— Exercise prompt —
Report the total number of lines that include the string "open", without any other text.
━━ Stored records ━━
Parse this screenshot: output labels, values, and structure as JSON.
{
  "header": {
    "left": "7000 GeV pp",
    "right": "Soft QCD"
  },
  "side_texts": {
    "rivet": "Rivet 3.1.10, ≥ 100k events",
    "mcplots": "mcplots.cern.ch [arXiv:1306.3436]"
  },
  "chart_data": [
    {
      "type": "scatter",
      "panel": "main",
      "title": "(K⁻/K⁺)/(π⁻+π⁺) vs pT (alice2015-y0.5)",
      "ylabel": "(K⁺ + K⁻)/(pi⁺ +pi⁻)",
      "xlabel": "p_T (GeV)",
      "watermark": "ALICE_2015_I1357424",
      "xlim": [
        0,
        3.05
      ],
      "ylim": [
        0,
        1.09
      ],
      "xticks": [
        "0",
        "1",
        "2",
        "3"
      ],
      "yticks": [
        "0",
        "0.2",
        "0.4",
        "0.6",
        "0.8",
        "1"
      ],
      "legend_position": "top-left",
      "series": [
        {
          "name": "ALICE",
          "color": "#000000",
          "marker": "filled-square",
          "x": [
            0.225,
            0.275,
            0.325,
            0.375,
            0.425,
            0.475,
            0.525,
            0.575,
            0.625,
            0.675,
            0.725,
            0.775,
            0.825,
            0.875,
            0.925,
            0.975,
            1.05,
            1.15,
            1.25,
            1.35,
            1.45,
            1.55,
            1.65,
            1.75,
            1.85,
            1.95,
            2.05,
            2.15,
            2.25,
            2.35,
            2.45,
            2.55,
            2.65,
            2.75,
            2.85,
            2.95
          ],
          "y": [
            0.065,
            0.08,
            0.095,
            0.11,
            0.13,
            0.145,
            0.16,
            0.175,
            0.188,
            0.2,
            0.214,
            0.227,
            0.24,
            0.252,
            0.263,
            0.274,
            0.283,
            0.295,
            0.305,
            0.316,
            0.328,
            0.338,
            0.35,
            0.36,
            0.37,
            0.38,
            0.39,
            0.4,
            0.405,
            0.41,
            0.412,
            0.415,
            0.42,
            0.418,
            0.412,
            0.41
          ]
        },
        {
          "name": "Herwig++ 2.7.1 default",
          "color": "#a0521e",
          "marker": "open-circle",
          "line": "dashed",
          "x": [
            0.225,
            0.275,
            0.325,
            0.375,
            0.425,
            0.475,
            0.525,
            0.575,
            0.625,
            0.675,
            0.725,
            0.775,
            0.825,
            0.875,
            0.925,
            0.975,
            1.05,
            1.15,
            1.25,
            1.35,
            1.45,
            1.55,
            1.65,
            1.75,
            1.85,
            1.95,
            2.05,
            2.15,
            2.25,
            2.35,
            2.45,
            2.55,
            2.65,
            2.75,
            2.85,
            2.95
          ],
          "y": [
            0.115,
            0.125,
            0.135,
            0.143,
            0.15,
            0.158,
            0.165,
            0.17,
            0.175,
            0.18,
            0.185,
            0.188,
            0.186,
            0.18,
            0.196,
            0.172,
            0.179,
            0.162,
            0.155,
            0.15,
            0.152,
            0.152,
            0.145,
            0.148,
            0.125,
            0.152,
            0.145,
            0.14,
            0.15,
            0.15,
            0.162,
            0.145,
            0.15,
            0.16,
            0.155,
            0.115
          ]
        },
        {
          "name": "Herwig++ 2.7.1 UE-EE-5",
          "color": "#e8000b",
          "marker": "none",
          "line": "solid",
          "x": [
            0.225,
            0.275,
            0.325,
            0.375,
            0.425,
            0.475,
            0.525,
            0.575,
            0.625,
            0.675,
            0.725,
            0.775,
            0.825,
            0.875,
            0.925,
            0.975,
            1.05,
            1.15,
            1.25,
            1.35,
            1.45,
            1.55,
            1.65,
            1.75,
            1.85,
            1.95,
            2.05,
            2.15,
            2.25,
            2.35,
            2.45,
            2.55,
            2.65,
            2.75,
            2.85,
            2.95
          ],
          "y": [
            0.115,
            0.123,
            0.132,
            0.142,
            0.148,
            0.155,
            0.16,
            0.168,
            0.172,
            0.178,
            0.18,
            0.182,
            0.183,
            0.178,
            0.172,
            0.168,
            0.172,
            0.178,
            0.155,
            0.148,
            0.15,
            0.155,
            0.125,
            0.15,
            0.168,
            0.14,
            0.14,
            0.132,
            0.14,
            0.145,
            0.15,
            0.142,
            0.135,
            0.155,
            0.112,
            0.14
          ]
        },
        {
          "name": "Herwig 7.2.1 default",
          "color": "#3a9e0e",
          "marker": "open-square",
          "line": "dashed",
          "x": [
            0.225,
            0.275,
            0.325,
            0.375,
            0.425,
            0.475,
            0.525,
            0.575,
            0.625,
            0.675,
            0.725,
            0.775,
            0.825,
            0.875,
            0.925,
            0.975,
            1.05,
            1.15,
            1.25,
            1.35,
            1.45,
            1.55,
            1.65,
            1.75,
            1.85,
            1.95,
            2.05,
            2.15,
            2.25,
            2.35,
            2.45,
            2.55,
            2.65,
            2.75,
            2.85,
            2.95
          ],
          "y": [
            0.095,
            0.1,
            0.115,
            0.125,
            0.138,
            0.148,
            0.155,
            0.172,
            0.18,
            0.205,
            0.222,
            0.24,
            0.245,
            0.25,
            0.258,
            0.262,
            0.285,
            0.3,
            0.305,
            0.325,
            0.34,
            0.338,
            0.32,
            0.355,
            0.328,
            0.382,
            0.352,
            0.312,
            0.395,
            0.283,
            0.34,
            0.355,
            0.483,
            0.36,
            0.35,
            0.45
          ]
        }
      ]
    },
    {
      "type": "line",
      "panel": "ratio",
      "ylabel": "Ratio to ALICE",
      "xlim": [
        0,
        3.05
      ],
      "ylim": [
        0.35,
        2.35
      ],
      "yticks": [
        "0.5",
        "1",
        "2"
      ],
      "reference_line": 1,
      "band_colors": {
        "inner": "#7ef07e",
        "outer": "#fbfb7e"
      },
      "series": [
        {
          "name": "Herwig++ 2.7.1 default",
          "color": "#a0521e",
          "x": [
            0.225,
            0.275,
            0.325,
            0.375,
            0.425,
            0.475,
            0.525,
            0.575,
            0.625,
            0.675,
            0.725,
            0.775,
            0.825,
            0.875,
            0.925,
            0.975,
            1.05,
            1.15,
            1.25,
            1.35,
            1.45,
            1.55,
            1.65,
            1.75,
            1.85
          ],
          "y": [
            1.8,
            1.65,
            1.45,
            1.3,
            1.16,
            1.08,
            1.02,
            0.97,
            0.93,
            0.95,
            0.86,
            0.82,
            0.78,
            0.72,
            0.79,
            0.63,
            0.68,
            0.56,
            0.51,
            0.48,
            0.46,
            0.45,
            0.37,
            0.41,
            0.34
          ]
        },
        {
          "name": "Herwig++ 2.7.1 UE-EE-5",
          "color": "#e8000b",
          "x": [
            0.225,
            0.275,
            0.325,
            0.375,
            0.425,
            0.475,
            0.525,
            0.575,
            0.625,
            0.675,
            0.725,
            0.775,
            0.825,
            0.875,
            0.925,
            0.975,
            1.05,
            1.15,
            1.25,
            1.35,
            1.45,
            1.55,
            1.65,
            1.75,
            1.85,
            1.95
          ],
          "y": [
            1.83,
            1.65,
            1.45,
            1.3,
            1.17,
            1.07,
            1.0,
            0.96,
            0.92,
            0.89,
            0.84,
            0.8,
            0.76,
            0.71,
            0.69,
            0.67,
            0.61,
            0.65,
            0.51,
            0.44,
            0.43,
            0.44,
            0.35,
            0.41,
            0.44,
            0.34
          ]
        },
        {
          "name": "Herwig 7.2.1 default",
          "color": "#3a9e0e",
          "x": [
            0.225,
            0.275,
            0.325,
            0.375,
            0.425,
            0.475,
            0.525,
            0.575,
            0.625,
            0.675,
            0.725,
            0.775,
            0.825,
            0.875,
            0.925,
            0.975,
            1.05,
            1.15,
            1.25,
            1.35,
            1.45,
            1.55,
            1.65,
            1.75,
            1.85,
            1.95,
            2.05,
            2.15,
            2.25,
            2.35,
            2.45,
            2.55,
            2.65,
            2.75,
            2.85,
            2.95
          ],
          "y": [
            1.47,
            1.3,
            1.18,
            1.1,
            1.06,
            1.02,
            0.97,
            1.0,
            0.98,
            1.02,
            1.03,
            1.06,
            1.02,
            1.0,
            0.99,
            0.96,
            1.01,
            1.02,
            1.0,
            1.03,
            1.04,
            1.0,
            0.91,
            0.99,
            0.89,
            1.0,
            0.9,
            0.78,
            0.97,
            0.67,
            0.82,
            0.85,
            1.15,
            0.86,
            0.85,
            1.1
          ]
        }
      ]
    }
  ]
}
━━━
— Solution to this exercise —
2